# THE REQUEST
Convert every line of the records below into a JSON list of strings, one string per line, omitting any blank lines.

# EXTRACTED INFORMATION
—————

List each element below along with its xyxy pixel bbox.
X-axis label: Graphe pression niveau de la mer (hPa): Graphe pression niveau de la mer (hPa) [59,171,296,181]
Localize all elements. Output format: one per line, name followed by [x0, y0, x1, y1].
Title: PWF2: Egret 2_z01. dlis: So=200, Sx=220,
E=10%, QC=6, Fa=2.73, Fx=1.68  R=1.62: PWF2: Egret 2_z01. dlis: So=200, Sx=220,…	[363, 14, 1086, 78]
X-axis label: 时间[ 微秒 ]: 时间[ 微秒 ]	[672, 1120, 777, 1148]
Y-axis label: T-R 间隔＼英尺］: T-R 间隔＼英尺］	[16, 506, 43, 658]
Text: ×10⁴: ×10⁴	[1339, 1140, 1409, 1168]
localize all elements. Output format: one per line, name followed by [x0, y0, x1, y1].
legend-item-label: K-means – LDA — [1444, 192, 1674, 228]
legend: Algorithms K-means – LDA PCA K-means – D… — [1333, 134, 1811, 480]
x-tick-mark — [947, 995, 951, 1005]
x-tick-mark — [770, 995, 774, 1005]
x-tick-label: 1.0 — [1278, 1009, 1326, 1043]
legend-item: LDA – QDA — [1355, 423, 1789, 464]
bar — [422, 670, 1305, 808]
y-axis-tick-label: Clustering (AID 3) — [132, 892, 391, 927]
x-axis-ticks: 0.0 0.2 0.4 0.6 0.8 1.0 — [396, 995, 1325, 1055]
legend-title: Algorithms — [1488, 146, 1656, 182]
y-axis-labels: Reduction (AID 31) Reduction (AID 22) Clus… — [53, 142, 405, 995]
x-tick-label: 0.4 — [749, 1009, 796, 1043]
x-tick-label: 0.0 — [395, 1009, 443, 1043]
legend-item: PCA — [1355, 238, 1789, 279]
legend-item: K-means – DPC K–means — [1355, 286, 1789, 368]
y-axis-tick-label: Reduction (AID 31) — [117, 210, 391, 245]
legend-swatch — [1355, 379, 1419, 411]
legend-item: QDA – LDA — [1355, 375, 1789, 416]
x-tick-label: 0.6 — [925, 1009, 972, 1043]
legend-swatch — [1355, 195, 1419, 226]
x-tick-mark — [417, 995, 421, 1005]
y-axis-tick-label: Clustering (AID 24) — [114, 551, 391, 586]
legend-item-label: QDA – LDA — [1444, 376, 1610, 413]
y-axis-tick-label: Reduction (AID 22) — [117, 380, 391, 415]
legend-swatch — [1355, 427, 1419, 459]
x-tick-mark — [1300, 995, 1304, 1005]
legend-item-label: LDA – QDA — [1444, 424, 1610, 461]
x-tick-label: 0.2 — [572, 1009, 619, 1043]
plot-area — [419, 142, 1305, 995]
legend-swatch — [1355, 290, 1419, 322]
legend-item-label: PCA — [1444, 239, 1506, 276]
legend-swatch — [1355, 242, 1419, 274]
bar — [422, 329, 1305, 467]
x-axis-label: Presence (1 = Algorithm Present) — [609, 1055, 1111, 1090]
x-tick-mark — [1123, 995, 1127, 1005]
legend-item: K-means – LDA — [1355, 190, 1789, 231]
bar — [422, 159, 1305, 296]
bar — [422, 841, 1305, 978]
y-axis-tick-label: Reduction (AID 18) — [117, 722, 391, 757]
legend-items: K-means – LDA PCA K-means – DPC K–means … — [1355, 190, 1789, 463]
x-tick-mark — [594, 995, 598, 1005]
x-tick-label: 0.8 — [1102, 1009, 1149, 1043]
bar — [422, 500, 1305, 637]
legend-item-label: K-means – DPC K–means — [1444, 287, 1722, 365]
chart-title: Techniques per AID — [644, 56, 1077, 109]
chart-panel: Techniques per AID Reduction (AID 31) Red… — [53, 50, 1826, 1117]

—————

# REPLY
[
  "List each element below along with its xyxy pixel bbox.",
  "X-axis label: Graphe pression niveau de la mer (hPa): Graphe pression niveau de la mer (hPa) [59,171,296,181]",
  "Localize all elements. Output format: one per line, name followed by [x0, y0, x1, y1].",
  "Title: PWF2: Egret 2_z01. dlis: So=200, Sx=220,",
  "E=10%, QC=6, Fa=2.73, Fx=1.68  R=1.62: PWF2: Egret 2_z01. dlis: So=200, Sx=220,…\t[363, 14, 1086, 78]",
  "X-axis label: 时间[ 微秒 ]: 时间[ 微秒 ]\t[672, 1120, 777, 1148]",
  "Y-axis label: T-R 间隔＼英尺］: T-R 间隔＼英尺］\t[16, 506, 43, 658]",
  "Text: ×10⁴: ×10⁴\t[1339, 1140, 1409, 1168]",
  "localize all elements. Output format: one per line, name followed by [x0, y0, x1, y1].",
  "legend-item-label: K-means – LDA — [1444, 192, 1674, 228]",
  "legend: Algorithms K-means – LDA PCA K-means – D… — [1333, 134, 1811, 480]",
  "x-tick-mark — [947, 995, 951, 1005]",
  "x-tick-mark — [770, 995, 774, 1005]",
  "x-tick-label: 1.0 — [1278, 1009, 1326, 1043]",
  "legend-item: LDA – QDA — [1355, 423, 1789, 464]",
  "bar — [422, 670, 1305, 808]",
  "y-axis-tick-label: Clustering (AID 3) — [132, 892, 391, 927]",
  "x-axis-ticks: 0.0 0.2 0.4 0.6 0.8 1.0 — [396, 995, 1325, 1055]",
  "legend-title: Algorithms — [1488, 146, 1656, 182]",
  "y-axis-labels: Reduction (AID 31) Reduction (AID 22) Clus… — [53, 142, 405, 995]",
  "x-tick-label: 0.4 — [749, 1009, 796, 1043]",
  "x-tick-label: 0.0 — [395, 1009, 443, 1043]",
  "legend-item: PCA — [1355, 238, 1789, 279]",
  "legend-item: K-means – DPC K–means — [1355, 286, 1789, 368]",
  "y-axis-tick-label: Reduction (AID 31) — [117, 210, 391, 245]",
  "legend-swatch — [1355, 379, 1419, 411]",
  "legend-item: QDA – LDA — [1355, 375, 1789, 416]",
  "x-tick-label: 0.6 — [925, 1009, 972, 1043]",
  "legend-swatch — [1355, 195, 1419, 226]",
  "x-tick-mark — [417, 995, 421, 1005]",
  "y-axis-tick-label: Clustering (AID 24) — [114, 551, 391, 586]",
  "legend-item-label: QDA – LDA — [1444, 376, 1610, 413]",
  "y-axis-tick-label: Reduction (AID 22) — [117, 380, 391, 415]",
  "legend-swatch — [1355, 427, 1419, 459]",
  "x-tick-mark — [1300, 995, 1304, 1005]",
  "legend-item-label: LDA – QDA — [1444, 424, 1610, 461]",
  "x-tick-label: 0.2 — [572, 1009, 619, 1043]",
  "plot-area — [419, 142, 1305, 995]",
  "legend-swatch — [1355, 290, 1419, 322]",
  "legend-item-label: PCA — [1444, 239, 1506, 276]",
  "legend-swatch — [1355, 242, 1419, 274]",
  "bar — [422, 329, 1305, 467]",
  "x-axis-label: Presence (1 = Algorithm Present) — [609, 1055, 1111, 1090]",
  "x-tick-mark — [1123, 995, 1127, 1005]",
  "legend-item: K-means – LDA — [1355, 190, 1789, 231]",
  "bar — [422, 159, 1305, 296]",
  "bar — [422, 841, 1305, 978]",
  "y-axis-tick-label: Reduction (AID 18) — [117, 722, 391, 757]",
  "legend-items: K-means – LDA PCA K-means – DPC K–means … — [1355, 190, 1789, 463]",
  "x-tick-mark — [594, 995, 598, 1005]",
  "x-tick-label: 0.8 — [1102, 1009, 1149, 1043]",
  "bar — [422, 500, 1305, 637]",
  "legend-item-label: K-means – DPC K–means — [1444, 287, 1722, 365]",
  "chart-title: Techniques per AID — [644, 56, 1077, 109]",
  "chart-panel: Techniques per AID Reduction (AID 31) Red… — [53, 50, 1826, 1117]"
]